» **Items**:

※ ※ ※

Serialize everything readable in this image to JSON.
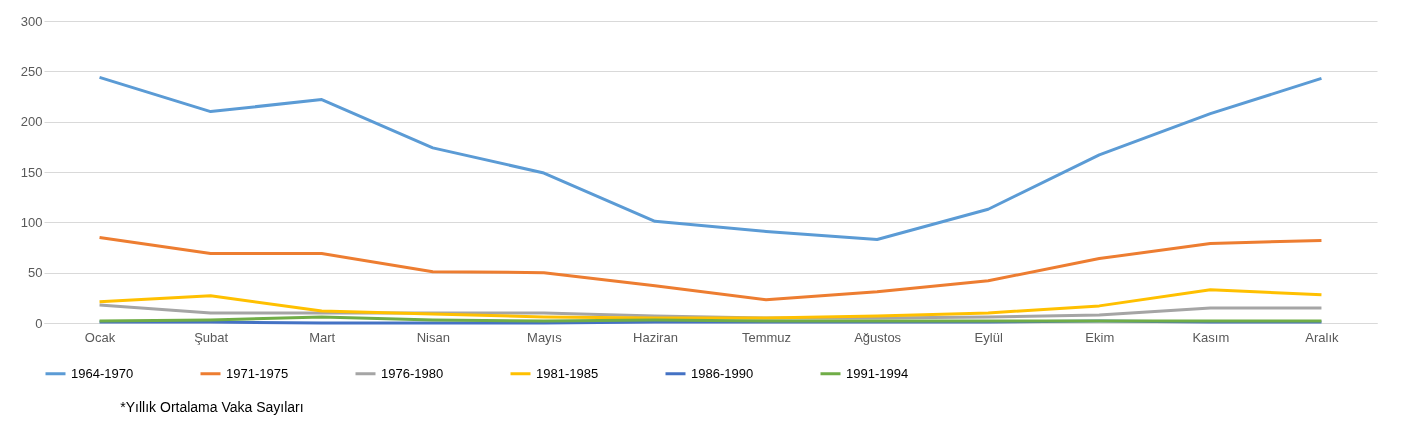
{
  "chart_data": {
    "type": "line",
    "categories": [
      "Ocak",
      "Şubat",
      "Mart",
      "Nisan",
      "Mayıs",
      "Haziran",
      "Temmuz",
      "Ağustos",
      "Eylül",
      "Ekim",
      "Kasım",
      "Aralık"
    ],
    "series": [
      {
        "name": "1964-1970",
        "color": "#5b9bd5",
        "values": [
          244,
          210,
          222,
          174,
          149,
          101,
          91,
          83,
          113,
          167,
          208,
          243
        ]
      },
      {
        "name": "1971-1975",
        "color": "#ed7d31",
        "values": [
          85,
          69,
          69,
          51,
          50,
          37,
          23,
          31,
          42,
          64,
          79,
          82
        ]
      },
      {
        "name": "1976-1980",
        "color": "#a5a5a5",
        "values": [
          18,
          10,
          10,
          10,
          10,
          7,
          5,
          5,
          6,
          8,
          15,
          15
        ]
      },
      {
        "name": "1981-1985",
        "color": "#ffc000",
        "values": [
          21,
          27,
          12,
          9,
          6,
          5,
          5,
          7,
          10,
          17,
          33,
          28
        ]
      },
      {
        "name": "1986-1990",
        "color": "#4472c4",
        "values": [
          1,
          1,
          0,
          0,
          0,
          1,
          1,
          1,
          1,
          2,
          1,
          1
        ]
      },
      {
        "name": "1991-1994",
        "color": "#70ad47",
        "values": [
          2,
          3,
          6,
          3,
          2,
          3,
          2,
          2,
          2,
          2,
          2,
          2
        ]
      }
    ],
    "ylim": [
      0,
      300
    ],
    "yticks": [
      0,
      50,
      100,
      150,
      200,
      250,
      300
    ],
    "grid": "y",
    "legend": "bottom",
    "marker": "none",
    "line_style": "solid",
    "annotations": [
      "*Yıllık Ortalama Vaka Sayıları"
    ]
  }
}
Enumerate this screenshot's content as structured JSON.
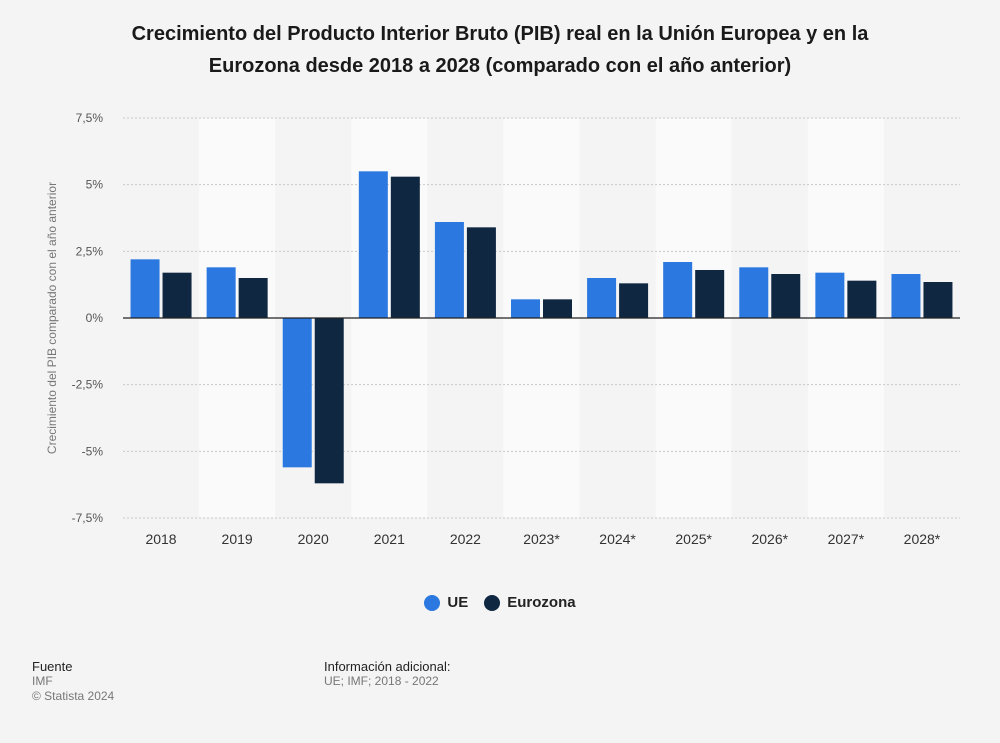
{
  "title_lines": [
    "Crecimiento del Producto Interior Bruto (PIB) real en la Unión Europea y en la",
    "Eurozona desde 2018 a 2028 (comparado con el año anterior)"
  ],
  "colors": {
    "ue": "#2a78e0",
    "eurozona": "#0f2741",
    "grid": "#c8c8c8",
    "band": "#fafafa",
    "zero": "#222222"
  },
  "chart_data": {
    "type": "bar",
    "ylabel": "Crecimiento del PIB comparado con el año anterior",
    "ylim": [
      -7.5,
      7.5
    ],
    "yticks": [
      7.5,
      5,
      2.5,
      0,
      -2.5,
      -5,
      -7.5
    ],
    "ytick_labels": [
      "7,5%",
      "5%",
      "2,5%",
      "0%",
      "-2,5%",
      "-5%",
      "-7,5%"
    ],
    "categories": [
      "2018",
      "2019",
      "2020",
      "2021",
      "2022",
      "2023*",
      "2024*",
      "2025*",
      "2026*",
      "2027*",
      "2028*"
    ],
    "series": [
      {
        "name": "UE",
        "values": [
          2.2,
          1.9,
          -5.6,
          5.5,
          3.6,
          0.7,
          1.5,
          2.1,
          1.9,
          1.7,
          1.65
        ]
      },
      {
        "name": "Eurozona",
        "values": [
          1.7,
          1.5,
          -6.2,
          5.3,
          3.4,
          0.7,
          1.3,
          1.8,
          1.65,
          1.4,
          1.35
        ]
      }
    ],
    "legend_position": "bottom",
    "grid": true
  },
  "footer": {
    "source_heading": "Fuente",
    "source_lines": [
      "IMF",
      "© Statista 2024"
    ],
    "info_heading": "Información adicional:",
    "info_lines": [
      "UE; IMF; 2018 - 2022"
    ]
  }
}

※ ※ ※

» **Task brief**: Find the word "anterior" in the entries above and gather every line that holds it.

» **Final answer**:
    "Eurozona desde 2018 a 2028 (comparado con el año anterior)"
    "ylabel": "Crecimiento del PIB comparado con el año anterior",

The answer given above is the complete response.